■ **What is required**
Which lines hold the word "evaluations"? Copy each of them.

--- Start Material supplied ---

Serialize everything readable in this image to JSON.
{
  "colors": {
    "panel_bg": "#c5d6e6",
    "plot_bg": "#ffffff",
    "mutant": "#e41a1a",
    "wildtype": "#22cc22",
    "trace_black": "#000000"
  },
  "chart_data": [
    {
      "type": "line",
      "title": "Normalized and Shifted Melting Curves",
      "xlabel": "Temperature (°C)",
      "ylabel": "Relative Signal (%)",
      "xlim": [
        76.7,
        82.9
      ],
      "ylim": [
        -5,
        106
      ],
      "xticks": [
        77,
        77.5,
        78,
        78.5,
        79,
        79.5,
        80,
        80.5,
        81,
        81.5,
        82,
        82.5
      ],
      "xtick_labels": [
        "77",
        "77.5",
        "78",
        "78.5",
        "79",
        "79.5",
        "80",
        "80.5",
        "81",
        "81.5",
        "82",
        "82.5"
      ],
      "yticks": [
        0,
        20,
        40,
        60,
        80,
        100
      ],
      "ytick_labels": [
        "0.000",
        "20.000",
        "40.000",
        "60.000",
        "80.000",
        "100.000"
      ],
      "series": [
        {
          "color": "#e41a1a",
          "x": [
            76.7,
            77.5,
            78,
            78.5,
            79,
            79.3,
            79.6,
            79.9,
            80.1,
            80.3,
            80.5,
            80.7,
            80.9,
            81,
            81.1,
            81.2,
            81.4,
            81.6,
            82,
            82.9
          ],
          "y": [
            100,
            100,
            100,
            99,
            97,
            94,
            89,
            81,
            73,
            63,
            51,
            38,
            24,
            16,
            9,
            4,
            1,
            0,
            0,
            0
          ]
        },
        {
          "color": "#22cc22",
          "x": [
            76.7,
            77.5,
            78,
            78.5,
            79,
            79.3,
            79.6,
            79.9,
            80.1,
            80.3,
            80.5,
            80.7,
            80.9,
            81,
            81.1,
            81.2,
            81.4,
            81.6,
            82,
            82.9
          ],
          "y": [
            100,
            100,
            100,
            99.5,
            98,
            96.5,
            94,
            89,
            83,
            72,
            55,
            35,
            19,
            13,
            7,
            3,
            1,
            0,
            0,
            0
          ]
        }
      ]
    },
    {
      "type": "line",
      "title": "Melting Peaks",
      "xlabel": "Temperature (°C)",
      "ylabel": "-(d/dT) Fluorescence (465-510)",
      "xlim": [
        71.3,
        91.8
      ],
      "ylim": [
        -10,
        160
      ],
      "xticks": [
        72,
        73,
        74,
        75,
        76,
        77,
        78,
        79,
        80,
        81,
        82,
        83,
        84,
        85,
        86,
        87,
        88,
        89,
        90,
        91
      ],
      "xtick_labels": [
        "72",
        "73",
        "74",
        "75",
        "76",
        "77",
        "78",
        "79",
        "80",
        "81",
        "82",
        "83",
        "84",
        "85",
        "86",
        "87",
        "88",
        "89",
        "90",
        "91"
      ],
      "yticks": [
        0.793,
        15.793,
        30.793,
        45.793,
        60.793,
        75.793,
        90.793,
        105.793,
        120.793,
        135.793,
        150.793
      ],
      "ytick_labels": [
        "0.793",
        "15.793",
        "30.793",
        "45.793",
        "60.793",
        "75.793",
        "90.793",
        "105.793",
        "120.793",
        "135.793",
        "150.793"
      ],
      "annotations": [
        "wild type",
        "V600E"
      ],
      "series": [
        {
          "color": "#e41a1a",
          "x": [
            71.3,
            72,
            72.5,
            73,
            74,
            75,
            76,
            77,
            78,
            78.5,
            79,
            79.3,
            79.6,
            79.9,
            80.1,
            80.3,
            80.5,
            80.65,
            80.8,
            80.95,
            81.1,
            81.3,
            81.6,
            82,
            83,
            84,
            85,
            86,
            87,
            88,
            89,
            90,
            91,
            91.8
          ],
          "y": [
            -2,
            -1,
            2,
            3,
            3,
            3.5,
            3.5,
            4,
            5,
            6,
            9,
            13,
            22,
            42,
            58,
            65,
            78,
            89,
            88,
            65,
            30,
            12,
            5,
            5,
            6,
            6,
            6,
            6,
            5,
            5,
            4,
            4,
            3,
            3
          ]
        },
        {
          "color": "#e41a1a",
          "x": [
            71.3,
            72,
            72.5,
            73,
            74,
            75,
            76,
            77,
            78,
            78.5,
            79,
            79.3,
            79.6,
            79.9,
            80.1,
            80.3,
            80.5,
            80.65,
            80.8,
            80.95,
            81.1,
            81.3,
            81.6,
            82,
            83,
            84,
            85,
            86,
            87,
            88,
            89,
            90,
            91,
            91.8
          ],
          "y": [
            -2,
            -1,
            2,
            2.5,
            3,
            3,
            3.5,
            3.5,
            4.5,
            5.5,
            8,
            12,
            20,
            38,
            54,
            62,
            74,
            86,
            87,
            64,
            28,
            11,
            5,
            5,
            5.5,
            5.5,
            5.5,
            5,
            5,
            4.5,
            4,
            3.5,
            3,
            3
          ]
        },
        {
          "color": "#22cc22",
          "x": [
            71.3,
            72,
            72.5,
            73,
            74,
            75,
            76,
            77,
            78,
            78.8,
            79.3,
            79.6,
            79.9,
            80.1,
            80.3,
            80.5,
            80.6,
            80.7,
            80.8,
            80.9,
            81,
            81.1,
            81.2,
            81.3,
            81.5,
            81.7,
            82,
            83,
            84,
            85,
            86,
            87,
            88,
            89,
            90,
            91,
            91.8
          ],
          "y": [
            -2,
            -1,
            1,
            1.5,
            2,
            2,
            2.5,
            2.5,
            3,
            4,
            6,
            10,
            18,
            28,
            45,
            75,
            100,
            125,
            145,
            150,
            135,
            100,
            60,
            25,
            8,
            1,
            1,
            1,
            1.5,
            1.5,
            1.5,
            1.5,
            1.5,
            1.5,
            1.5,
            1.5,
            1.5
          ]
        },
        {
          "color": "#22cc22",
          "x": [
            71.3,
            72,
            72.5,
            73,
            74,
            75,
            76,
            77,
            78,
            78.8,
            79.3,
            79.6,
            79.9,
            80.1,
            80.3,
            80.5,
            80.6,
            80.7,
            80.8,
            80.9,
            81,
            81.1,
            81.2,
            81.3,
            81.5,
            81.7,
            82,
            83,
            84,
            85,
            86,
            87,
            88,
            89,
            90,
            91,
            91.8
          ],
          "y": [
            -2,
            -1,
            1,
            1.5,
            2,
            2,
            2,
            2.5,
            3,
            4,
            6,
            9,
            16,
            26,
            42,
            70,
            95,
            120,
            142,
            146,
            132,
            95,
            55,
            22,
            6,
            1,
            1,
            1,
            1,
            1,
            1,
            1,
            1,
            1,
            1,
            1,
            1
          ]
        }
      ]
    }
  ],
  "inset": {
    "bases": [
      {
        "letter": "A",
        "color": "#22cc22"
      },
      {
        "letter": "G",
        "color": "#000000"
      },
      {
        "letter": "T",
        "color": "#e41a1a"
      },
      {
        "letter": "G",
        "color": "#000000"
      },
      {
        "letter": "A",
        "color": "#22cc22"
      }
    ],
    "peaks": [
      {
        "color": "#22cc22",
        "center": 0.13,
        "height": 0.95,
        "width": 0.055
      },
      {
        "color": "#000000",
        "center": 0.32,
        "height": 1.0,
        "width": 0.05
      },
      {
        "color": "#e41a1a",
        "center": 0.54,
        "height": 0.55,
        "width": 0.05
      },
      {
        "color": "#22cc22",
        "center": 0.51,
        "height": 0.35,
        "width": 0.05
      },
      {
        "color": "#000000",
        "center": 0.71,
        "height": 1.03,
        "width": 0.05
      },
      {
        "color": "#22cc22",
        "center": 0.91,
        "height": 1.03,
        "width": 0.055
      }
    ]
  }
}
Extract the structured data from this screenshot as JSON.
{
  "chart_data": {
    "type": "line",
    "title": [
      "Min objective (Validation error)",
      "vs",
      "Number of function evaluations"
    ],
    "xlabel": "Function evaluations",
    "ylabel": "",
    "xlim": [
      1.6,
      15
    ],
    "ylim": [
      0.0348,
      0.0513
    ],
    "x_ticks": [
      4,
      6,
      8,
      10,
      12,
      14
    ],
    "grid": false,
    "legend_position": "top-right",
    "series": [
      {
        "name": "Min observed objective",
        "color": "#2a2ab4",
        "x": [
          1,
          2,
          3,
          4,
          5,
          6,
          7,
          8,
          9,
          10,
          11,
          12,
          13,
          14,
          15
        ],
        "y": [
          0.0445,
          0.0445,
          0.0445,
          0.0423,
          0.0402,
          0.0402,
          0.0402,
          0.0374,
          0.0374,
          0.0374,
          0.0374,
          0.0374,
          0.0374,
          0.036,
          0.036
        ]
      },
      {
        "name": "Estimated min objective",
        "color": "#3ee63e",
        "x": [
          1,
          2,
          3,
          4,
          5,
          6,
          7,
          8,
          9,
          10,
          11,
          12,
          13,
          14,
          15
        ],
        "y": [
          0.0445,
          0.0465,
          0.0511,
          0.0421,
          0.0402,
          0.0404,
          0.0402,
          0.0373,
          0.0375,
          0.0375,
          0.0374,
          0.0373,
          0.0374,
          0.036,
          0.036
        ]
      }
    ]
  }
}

--- End Material supplied ---

■ **Result**
      "Number of function evaluations"
    "xlabel": "Function evaluations",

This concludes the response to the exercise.